Figure dataset records:

□ □ □ □ □ □ □

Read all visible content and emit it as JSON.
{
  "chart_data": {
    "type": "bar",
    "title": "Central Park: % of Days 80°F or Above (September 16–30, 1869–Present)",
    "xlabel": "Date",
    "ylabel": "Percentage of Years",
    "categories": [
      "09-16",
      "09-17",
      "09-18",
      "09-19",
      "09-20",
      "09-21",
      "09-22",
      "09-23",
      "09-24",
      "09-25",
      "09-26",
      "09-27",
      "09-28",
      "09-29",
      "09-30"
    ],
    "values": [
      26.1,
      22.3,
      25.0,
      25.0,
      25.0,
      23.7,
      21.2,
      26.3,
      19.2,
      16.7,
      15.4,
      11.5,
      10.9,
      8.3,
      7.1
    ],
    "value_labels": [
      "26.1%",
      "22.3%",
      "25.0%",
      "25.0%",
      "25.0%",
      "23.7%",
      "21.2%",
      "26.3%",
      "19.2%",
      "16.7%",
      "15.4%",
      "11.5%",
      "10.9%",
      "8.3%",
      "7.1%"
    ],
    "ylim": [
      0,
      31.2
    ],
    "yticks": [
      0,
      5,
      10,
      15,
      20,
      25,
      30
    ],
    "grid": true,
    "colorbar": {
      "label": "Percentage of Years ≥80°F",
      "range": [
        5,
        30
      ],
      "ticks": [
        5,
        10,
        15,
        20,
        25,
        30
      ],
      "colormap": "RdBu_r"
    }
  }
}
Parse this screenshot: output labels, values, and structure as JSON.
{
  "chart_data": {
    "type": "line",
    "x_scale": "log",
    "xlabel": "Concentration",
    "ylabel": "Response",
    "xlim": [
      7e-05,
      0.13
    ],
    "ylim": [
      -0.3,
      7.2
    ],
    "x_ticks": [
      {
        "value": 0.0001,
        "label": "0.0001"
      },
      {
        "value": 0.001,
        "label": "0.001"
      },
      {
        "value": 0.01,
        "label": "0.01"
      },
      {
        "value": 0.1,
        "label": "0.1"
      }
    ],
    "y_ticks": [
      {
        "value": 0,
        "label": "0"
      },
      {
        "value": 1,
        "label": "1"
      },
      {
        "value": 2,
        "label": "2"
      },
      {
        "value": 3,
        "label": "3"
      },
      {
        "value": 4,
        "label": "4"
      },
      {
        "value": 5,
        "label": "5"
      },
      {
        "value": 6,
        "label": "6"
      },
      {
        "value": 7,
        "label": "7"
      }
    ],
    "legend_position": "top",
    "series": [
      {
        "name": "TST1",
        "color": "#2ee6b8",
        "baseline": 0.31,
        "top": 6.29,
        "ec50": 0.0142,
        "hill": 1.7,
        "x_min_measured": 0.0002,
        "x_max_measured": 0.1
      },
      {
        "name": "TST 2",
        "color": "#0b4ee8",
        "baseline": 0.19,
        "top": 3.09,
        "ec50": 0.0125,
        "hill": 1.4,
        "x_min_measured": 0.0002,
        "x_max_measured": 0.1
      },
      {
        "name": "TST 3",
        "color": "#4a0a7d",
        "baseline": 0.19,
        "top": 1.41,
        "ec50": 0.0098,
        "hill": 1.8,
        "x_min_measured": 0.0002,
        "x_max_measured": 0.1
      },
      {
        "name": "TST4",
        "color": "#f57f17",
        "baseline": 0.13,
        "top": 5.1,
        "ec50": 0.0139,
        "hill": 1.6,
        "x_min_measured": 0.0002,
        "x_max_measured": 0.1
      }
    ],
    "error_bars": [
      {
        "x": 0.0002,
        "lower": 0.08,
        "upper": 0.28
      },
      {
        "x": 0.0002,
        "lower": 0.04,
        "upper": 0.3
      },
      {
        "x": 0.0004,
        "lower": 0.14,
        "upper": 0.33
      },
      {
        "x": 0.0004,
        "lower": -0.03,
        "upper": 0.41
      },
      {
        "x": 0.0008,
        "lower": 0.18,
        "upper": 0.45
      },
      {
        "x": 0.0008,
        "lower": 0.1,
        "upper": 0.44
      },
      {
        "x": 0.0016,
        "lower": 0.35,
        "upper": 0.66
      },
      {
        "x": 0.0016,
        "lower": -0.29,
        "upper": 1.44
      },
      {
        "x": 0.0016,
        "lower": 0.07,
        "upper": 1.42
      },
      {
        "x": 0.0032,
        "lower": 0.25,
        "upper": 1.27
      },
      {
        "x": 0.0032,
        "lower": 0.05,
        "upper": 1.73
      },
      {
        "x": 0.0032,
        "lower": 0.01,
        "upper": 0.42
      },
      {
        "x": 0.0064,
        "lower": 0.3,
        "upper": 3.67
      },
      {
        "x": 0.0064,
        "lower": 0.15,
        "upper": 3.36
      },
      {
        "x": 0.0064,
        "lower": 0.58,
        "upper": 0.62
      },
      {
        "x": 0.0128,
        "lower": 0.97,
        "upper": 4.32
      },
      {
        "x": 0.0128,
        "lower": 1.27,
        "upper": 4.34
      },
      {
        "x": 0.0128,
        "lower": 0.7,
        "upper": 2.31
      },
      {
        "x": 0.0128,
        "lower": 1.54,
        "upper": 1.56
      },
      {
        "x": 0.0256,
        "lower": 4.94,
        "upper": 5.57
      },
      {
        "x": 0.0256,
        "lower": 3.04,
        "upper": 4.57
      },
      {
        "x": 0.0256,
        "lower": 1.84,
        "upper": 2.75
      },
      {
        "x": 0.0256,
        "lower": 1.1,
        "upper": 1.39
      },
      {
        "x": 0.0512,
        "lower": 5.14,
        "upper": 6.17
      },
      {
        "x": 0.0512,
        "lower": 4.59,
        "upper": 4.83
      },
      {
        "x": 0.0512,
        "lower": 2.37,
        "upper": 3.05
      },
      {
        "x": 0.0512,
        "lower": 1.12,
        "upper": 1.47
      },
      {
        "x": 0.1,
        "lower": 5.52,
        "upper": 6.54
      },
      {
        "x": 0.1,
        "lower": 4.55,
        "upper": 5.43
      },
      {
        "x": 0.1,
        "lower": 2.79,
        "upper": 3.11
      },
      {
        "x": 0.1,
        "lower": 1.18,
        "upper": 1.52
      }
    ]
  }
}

□ □ □ □ □ □ □

TASK STATEMENT: Copy out every line from the material above in which the word "values" appears.

COMPLETE OUTPUT:
    "values": [
Parse this screenshot: output labels, values, and structure as JSON.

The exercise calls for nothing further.